= Given entries =
-=-=-
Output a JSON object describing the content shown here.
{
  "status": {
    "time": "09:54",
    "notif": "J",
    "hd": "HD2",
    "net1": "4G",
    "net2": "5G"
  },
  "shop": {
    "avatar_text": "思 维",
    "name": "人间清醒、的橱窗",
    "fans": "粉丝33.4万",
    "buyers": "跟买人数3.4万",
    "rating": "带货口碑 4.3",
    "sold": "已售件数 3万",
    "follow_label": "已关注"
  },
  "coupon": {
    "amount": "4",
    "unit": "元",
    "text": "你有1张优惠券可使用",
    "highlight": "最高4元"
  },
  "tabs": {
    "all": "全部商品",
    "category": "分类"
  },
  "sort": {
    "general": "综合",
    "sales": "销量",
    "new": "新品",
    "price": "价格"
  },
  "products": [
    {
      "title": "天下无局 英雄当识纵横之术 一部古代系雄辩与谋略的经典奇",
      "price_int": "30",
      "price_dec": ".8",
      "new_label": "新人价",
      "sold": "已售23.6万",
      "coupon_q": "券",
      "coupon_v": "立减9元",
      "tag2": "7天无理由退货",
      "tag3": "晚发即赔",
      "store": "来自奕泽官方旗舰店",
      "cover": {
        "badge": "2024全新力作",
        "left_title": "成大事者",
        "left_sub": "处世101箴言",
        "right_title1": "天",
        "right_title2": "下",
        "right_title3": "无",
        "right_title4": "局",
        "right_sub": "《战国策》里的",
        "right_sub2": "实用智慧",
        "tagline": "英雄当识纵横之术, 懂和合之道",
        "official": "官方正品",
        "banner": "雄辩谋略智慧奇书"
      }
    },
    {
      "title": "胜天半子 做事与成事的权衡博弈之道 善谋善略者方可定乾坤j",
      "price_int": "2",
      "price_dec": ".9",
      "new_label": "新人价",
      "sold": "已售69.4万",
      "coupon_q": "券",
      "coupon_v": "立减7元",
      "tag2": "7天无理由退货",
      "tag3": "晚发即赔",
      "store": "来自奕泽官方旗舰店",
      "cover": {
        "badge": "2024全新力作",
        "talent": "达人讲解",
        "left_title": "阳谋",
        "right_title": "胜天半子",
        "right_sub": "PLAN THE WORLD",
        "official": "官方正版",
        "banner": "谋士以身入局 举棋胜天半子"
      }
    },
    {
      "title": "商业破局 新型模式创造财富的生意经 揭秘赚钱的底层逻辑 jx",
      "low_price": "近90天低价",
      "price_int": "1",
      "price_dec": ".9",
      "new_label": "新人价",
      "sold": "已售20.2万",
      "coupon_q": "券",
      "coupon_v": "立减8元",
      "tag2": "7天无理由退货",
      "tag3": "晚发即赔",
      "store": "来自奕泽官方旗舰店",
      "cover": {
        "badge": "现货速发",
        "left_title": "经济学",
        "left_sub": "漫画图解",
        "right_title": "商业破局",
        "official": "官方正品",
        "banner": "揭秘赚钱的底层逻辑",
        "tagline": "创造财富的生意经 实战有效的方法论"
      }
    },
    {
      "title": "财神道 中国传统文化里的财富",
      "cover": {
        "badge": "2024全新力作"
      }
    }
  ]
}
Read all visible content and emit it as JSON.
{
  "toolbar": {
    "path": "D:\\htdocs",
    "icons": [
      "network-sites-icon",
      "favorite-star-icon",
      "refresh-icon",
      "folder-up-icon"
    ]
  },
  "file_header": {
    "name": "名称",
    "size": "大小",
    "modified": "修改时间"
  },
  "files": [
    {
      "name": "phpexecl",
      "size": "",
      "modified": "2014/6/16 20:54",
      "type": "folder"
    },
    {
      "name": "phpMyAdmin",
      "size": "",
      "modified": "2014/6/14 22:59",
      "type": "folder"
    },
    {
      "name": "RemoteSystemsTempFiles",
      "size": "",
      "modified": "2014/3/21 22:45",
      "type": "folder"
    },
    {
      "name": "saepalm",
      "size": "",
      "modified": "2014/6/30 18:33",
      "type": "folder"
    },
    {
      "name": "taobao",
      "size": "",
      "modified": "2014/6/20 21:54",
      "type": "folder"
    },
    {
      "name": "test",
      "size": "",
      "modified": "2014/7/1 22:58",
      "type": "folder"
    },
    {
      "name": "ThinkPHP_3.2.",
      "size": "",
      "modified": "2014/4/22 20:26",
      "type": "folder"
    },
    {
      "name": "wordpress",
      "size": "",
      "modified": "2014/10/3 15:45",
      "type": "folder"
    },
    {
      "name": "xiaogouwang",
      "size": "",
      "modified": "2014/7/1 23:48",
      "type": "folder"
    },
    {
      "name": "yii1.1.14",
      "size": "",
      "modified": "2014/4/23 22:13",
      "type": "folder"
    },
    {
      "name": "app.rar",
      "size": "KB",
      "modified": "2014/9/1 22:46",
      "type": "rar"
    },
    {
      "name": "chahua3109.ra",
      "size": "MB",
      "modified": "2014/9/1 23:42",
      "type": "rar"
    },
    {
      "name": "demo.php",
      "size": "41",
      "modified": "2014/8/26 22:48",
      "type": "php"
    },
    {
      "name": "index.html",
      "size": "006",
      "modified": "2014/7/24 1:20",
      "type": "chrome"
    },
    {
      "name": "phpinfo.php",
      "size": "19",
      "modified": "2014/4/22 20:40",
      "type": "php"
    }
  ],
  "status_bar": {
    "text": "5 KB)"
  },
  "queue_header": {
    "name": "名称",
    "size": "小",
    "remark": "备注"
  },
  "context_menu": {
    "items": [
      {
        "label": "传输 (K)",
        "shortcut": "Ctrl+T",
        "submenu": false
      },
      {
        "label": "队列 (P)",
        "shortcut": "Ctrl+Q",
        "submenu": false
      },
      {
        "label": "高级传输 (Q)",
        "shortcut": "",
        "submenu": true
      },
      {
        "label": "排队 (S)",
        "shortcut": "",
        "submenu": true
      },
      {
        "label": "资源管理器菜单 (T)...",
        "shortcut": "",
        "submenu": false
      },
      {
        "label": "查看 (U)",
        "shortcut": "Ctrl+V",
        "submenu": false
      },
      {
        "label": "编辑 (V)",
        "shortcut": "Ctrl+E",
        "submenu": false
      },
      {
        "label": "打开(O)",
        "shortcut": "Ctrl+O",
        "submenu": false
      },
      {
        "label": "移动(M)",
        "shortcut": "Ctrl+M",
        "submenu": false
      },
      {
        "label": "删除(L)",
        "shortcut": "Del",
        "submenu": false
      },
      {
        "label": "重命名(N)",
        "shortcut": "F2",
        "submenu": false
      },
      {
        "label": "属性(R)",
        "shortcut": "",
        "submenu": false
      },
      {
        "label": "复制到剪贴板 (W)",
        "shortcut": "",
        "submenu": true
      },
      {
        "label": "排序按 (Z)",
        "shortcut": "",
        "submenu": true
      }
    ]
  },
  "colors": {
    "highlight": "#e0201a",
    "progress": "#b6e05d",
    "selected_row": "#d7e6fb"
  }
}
-=-=-
= Task details =
Each line holding "Ctrl" must be found and copied.

= Task output =
        "shortcut": "Ctrl+T",
        "shortcut": "Ctrl+Q",
        "shortcut": "Ctrl+V",
        "shortcut": "Ctrl+E",
        "shortcut": "Ctrl+O",
        "shortcut": "Ctrl+M",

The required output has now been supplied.